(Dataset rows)
+-------+

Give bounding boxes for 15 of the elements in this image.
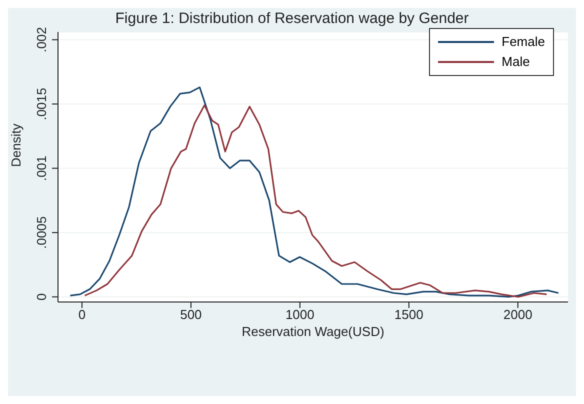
y-tick-label: .0005	[34, 216, 49, 249]
x-tick-label: 2000	[503, 307, 532, 322]
y-tick-label: .0015	[34, 88, 49, 120]
x-tick-label: 0	[78, 307, 86, 322]
legend-label: Female	[502, 33, 545, 51]
x-tick-label: 1500	[394, 307, 424, 322]
x-tick-label: 1000	[285, 307, 314, 322]
y-tick-label: .002	[34, 27, 49, 52]
y-axis-title: Density	[8, 123, 24, 167]
y-tick-label: 0	[34, 293, 49, 300]
x-tick-label: 500	[180, 307, 202, 322]
y-tick-label: .001	[34, 156, 49, 181]
x-axis-title: Reservation Wage(USD)	[242, 324, 384, 339]
legend-label: Male	[502, 53, 530, 71]
chart-title: Figure 1: Distribution of Reservation wage by Gender	[115, 10, 469, 27]
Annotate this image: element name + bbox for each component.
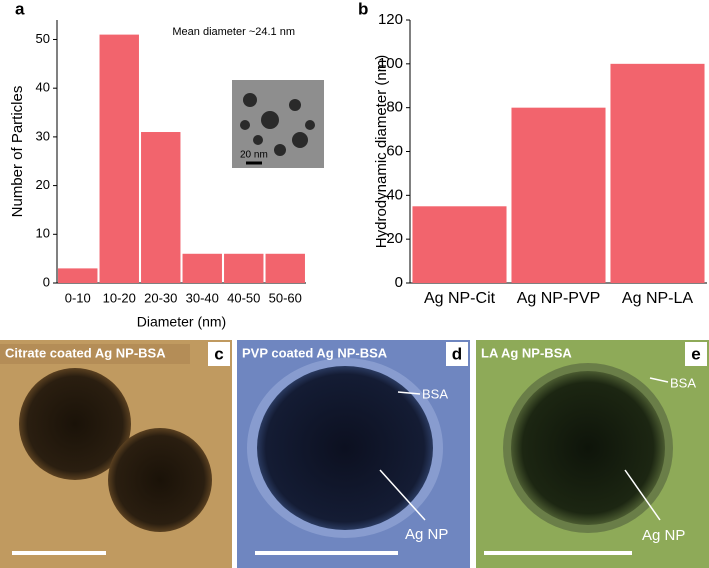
y-tick-label: 50 bbox=[36, 31, 50, 46]
particle bbox=[511, 371, 665, 525]
bar bbox=[182, 253, 222, 283]
annotation: Ag NP bbox=[642, 527, 685, 544]
bar bbox=[610, 63, 705, 284]
label-box bbox=[446, 342, 468, 366]
x-tick-label: 40-50 bbox=[227, 290, 260, 305]
y-tick-label: 60 bbox=[386, 142, 403, 159]
bar bbox=[141, 132, 181, 283]
panel-label: b bbox=[358, 0, 368, 18]
bar bbox=[511, 107, 606, 284]
x-tick-label: 30-40 bbox=[186, 290, 219, 305]
bar bbox=[265, 253, 305, 283]
arrow bbox=[397, 391, 421, 395]
image-caption: Citrate coated Ag NP-BSA bbox=[5, 345, 166, 360]
inset-particle bbox=[289, 99, 301, 111]
y-tick-label: 20 bbox=[36, 177, 50, 192]
annotation: Mean diameter ~24.1 nm bbox=[172, 26, 295, 38]
arrow bbox=[379, 469, 426, 521]
image-panel-c: Citrate coated Ag NP-BSA c bbox=[0, 340, 232, 568]
label-box bbox=[685, 342, 707, 366]
x-tick-label: Ag NP-PVP bbox=[517, 290, 601, 307]
inset-particle bbox=[243, 93, 257, 107]
inset-particle bbox=[305, 120, 315, 130]
y-tick-label: 0 bbox=[395, 274, 403, 291]
y-tick-label: 120 bbox=[378, 11, 403, 28]
bar bbox=[99, 34, 139, 283]
panel-label: c bbox=[214, 344, 223, 363]
inset-particle bbox=[292, 132, 308, 148]
arrow bbox=[624, 469, 661, 521]
x-tick-label: 20-30 bbox=[144, 290, 177, 305]
inset-particle bbox=[253, 135, 263, 145]
y-tick-label: 80 bbox=[386, 99, 403, 116]
bar bbox=[224, 253, 264, 283]
y-tick-label: 40 bbox=[36, 80, 50, 95]
y-axis-label: Number of Particles bbox=[9, 86, 26, 218]
image-caption: PVP coated Ag NP-BSA bbox=[242, 345, 388, 360]
x-tick-label: 10-20 bbox=[103, 290, 136, 305]
arrow bbox=[649, 377, 669, 383]
x-tick-label: Ag NP-LA bbox=[622, 290, 693, 307]
panel-label: d bbox=[452, 344, 462, 363]
particle bbox=[257, 366, 433, 530]
caption-bg bbox=[0, 344, 190, 364]
y-tick-label: 10 bbox=[36, 226, 50, 241]
image-caption: LA Ag NP-BSA bbox=[481, 345, 572, 360]
annotation: BSA bbox=[670, 375, 696, 390]
image-panel-e: LA Ag NP-BSA e BSA Ag NP bbox=[476, 340, 709, 568]
y-tick-label: 100 bbox=[378, 55, 403, 72]
inset-particle bbox=[240, 120, 250, 130]
inset-label: 20 nm bbox=[240, 150, 268, 161]
inset-particle bbox=[261, 111, 279, 129]
x-axis-label: Diameter (nm) bbox=[137, 314, 226, 330]
y-axis-label: Hydrodynamic diameter (nm) bbox=[373, 55, 390, 248]
image-panel-d: PVP coated Ag NP-BSA d BSA Ag NP bbox=[237, 340, 470, 568]
x-tick-label: 0-10 bbox=[65, 290, 91, 305]
panel-label: a bbox=[15, 0, 25, 18]
y-tick-label: 40 bbox=[386, 186, 403, 203]
bar bbox=[412, 206, 507, 283]
y-tick-label: 20 bbox=[386, 230, 403, 247]
particle bbox=[108, 428, 212, 532]
x-tick-label: 50-60 bbox=[269, 290, 302, 305]
inset-particle bbox=[274, 144, 286, 156]
x-tick-label: Ag NP-Cit bbox=[424, 290, 496, 307]
particle bbox=[19, 368, 131, 480]
y-tick-label: 30 bbox=[36, 128, 50, 143]
annotation: Ag NP bbox=[405, 526, 448, 543]
label-box bbox=[208, 342, 230, 366]
annotation: BSA bbox=[422, 386, 448, 401]
panel-label: e bbox=[691, 344, 700, 363]
bar bbox=[58, 268, 98, 283]
y-tick-label: 0 bbox=[43, 274, 50, 289]
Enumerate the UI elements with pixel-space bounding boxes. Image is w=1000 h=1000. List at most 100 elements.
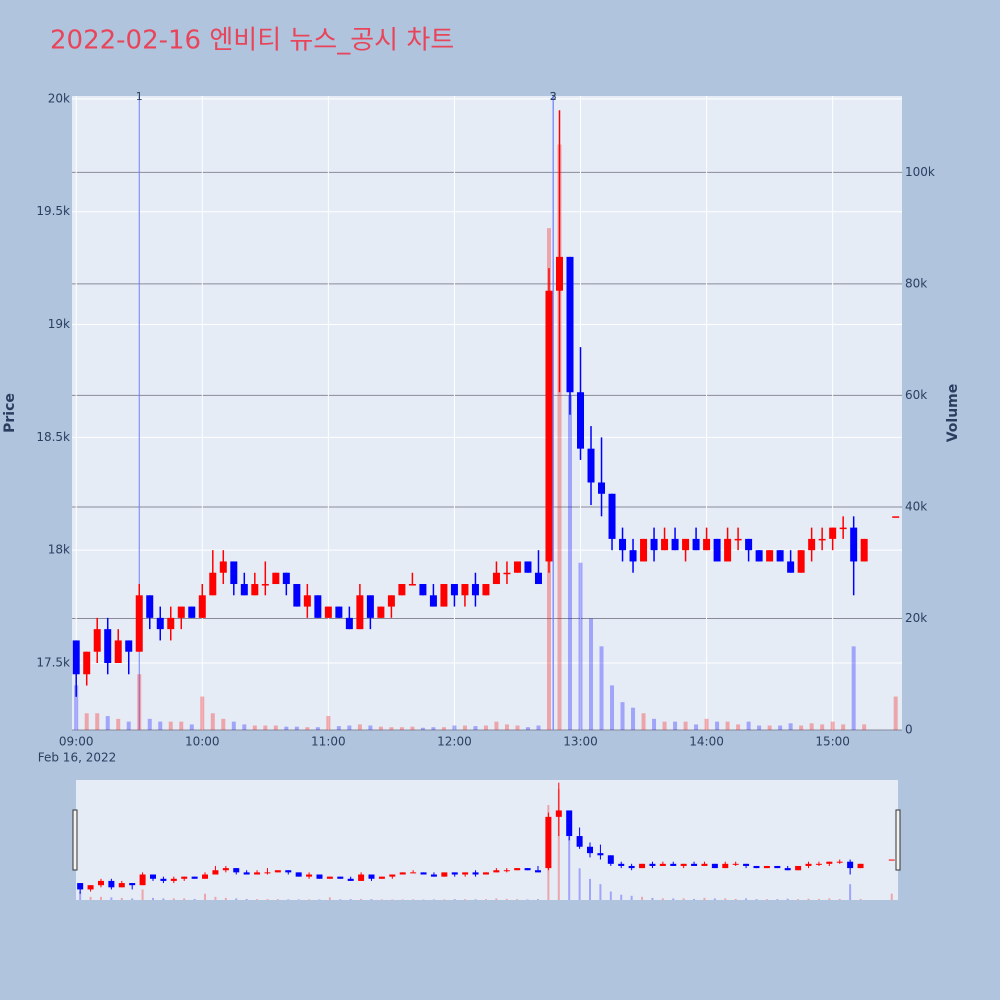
candle-body bbox=[797, 550, 805, 573]
mini-candle-body bbox=[170, 878, 177, 881]
volume-bar bbox=[610, 685, 615, 730]
volume-bar bbox=[326, 716, 331, 730]
mini-volume-bar bbox=[817, 898, 820, 900]
mini-candle-body bbox=[202, 874, 209, 879]
volume-bar bbox=[851, 646, 856, 730]
volume-bar bbox=[568, 395, 572, 730]
mini-volume-bar bbox=[599, 884, 602, 900]
candle-body bbox=[892, 516, 900, 518]
volume-bar bbox=[494, 721, 499, 730]
candle-body bbox=[587, 448, 595, 483]
mini-volume-bar bbox=[131, 898, 134, 900]
mini-candle-body bbox=[784, 868, 791, 871]
mini-volume-bar bbox=[141, 889, 144, 900]
candle-body bbox=[766, 550, 774, 562]
x-tick-label: 09:00 bbox=[59, 735, 94, 749]
candle-body bbox=[534, 572, 542, 585]
mini-candle-body bbox=[87, 885, 94, 890]
candle-body bbox=[713, 538, 721, 562]
mini-candle-body bbox=[181, 876, 188, 879]
mini-candle-body bbox=[691, 863, 698, 866]
volume-bar bbox=[673, 721, 678, 730]
mini-volume-bar bbox=[79, 891, 82, 900]
candle-body bbox=[734, 538, 742, 541]
range-handle[interactable] bbox=[895, 809, 901, 871]
mini-candle-body bbox=[836, 861, 843, 863]
mini-volume-bar bbox=[620, 894, 623, 900]
mini-volume-bar bbox=[308, 899, 311, 900]
mini-candle-body bbox=[191, 876, 198, 879]
volume-bar bbox=[767, 725, 772, 730]
y-tick-label: 19.5k bbox=[36, 204, 70, 218]
mini-volume-bar bbox=[651, 897, 654, 900]
candle-body bbox=[125, 640, 133, 652]
volume-bar bbox=[725, 721, 730, 730]
mini-candle-body bbox=[815, 863, 822, 865]
mini-candle-body bbox=[420, 872, 427, 875]
volume-bar bbox=[641, 713, 646, 730]
candle-body bbox=[808, 538, 816, 551]
candle-body bbox=[545, 290, 553, 562]
candle-body bbox=[650, 538, 658, 551]
y2-tick-label: 60k bbox=[905, 388, 927, 402]
volume-bar bbox=[158, 721, 163, 730]
volume-bar bbox=[746, 721, 751, 730]
mini-candle-body bbox=[545, 816, 552, 869]
volume-bar bbox=[336, 726, 341, 730]
mini-volume-bar bbox=[287, 899, 290, 900]
volume-bar bbox=[126, 721, 131, 730]
candle-body bbox=[366, 595, 374, 618]
mini-volume-bar bbox=[838, 898, 841, 900]
volume-bar bbox=[368, 725, 373, 730]
annotation-label: 1 bbox=[136, 90, 143, 103]
candle-body bbox=[692, 538, 700, 551]
candle-body bbox=[83, 651, 91, 675]
mini-volume-bar bbox=[713, 898, 716, 900]
mini-candle-body bbox=[410, 872, 417, 874]
volume-bar bbox=[473, 726, 478, 730]
candle-body bbox=[461, 584, 469, 596]
volume-bar bbox=[420, 727, 425, 730]
mini-volume-bar bbox=[318, 899, 321, 900]
candle-body bbox=[314, 595, 322, 618]
mini-volume-bar bbox=[578, 868, 581, 900]
mini-volume-bar bbox=[557, 789, 560, 900]
mini-candle-body bbox=[472, 872, 479, 875]
mini-candle-body bbox=[566, 810, 573, 837]
mini-volume-bar bbox=[807, 898, 810, 900]
range-handle[interactable] bbox=[72, 809, 78, 871]
mini-candle-body bbox=[555, 810, 562, 817]
mini-candle-body bbox=[534, 870, 541, 873]
x-tick-label: 10:00 bbox=[185, 735, 220, 749]
range-slider[interactable] bbox=[76, 780, 898, 900]
candle-body bbox=[429, 595, 437, 607]
volume-bar bbox=[893, 696, 898, 730]
mini-candle-body bbox=[274, 870, 281, 873]
volume-bar bbox=[347, 725, 352, 730]
y-tick-label: 20k bbox=[48, 91, 70, 105]
mini-volume-bar bbox=[297, 899, 300, 900]
x-tick-label: 11:00 bbox=[311, 735, 346, 749]
mini-volume-bar bbox=[797, 899, 800, 900]
mini-candle-body bbox=[659, 863, 666, 866]
mini-candle-body bbox=[254, 872, 261, 875]
mini-volume-bar bbox=[245, 898, 248, 900]
volume-bar bbox=[294, 726, 299, 730]
volume-bar bbox=[357, 724, 362, 730]
mini-candle-body bbox=[482, 872, 489, 875]
y2-axis-title: Volume bbox=[945, 384, 961, 443]
mini-volume-bar bbox=[526, 899, 529, 900]
candle-body bbox=[745, 538, 753, 551]
y2-tick-label: 100k bbox=[905, 165, 935, 179]
candle-body bbox=[377, 606, 385, 618]
mini-candle-body bbox=[493, 870, 500, 873]
mini-candle-body bbox=[753, 865, 760, 869]
candle-body bbox=[608, 493, 616, 539]
candle-body bbox=[755, 550, 763, 562]
mini-volume-bar bbox=[672, 898, 675, 900]
candle-body bbox=[146, 595, 154, 618]
plot-area bbox=[72, 96, 902, 730]
mini-volume-bar bbox=[859, 898, 862, 900]
mini-volume-bar bbox=[609, 891, 612, 900]
volume-bar bbox=[452, 725, 457, 730]
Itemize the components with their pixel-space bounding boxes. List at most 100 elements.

+-------+

AIM
Show each line of the records above that contains the string "annotation".

SOLUTION
annotation: Ag NP bbox=[642, 527, 685, 544]
annotation: Mean diameter ~24.1 nm bbox=[172, 26, 295, 38]
annotation: BSA bbox=[670, 375, 696, 390]
annotation: Ag NP bbox=[405, 526, 448, 543]
annotation: BSA bbox=[422, 386, 448, 401]
annotation-label: 1 bbox=[136, 90, 143, 103]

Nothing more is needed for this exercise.